> _PROMPT_
Give the number of lines in this listing that contain the word "FROM", and nothing else.

— Begin —

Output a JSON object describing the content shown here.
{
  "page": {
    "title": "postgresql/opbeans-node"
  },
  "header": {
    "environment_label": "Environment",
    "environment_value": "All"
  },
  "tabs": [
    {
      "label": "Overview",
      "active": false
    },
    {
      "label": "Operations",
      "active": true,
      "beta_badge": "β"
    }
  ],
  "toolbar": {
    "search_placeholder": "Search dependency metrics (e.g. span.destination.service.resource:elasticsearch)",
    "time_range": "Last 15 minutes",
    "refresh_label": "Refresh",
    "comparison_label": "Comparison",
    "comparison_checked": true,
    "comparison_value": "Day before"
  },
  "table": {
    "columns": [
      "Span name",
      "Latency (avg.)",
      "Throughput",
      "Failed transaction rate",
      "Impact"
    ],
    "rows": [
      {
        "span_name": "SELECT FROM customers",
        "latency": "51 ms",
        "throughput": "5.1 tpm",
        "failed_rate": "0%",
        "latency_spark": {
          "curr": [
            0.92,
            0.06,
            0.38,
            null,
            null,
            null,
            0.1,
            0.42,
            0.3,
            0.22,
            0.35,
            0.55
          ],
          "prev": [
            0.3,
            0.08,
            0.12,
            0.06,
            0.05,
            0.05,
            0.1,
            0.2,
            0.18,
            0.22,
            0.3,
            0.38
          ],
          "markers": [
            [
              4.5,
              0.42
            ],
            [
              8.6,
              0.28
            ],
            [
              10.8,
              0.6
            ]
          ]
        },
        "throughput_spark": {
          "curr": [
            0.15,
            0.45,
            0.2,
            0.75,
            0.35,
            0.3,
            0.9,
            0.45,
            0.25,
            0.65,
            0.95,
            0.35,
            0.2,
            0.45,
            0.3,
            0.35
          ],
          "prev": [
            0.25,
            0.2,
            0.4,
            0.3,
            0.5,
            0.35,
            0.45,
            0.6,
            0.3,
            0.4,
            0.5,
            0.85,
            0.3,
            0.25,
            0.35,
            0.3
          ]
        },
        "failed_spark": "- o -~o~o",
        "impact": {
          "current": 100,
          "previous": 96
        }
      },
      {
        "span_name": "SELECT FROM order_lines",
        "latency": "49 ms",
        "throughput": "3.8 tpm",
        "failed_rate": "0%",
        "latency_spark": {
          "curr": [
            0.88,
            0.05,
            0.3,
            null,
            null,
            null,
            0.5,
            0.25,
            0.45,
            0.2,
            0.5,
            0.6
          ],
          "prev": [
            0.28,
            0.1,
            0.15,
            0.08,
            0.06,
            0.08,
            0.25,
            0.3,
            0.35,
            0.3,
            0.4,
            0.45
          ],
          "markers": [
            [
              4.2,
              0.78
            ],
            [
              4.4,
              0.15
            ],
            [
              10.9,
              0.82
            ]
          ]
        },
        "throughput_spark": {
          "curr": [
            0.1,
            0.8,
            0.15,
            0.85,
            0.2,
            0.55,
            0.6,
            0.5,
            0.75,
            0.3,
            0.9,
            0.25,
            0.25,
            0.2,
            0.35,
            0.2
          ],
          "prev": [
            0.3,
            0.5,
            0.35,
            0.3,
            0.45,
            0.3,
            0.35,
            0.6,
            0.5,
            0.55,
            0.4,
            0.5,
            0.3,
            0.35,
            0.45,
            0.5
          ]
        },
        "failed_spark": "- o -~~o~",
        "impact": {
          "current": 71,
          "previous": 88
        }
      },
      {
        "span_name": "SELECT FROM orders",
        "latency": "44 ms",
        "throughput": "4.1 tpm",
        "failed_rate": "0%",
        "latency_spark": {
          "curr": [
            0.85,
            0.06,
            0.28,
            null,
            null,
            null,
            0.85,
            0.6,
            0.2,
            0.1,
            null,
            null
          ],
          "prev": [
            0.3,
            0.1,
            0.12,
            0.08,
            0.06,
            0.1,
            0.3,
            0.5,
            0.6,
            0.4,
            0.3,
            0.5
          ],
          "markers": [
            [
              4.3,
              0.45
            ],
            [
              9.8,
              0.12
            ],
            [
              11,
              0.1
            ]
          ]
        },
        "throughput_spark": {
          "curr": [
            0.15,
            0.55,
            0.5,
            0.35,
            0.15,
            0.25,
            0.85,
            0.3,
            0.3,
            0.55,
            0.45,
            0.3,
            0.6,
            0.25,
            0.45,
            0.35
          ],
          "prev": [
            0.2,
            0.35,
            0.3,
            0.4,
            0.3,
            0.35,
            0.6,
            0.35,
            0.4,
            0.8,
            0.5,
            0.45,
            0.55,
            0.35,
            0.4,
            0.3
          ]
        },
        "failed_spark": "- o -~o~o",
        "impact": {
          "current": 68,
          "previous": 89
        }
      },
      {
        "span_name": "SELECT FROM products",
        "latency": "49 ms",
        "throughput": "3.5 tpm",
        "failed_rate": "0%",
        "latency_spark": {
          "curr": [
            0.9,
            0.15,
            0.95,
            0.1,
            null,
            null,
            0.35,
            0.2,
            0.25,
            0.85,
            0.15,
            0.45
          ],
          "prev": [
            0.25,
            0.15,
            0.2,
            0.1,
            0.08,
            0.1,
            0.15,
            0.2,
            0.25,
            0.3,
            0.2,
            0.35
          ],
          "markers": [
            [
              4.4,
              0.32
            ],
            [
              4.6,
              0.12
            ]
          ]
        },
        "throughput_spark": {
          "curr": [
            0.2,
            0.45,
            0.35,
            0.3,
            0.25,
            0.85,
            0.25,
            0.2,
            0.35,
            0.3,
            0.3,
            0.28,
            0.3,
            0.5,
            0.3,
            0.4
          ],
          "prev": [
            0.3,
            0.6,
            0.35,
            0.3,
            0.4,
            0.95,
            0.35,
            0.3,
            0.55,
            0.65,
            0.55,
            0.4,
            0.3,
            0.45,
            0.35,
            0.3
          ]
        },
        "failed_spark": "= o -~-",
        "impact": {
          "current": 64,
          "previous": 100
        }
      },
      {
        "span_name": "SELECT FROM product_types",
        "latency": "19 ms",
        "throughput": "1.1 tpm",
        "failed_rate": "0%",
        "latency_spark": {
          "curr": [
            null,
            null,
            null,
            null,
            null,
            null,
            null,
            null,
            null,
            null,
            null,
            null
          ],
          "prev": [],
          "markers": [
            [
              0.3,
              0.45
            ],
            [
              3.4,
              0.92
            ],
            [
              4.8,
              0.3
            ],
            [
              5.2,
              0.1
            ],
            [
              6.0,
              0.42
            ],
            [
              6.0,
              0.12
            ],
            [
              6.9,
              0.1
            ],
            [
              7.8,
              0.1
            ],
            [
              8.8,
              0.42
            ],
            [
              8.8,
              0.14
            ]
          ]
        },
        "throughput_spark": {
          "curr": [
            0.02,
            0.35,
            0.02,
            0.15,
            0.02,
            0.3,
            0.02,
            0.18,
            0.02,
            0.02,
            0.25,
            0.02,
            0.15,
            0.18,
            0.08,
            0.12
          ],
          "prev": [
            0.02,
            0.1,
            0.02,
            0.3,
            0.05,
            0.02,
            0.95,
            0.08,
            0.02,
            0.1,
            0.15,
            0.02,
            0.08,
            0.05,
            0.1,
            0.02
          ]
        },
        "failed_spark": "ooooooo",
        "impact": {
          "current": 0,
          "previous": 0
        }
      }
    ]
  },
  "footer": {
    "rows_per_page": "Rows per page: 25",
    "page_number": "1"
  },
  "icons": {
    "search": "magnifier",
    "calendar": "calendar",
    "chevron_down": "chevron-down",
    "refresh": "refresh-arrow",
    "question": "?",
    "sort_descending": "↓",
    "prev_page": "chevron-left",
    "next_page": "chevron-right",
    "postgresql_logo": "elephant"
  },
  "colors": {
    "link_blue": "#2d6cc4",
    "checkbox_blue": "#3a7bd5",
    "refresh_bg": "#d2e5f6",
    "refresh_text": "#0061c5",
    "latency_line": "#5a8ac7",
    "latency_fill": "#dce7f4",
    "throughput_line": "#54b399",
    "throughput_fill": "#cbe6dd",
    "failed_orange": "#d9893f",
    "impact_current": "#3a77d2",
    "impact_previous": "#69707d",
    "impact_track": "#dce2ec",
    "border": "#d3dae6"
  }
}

— End —

> _EXPECTED ANSWER_
5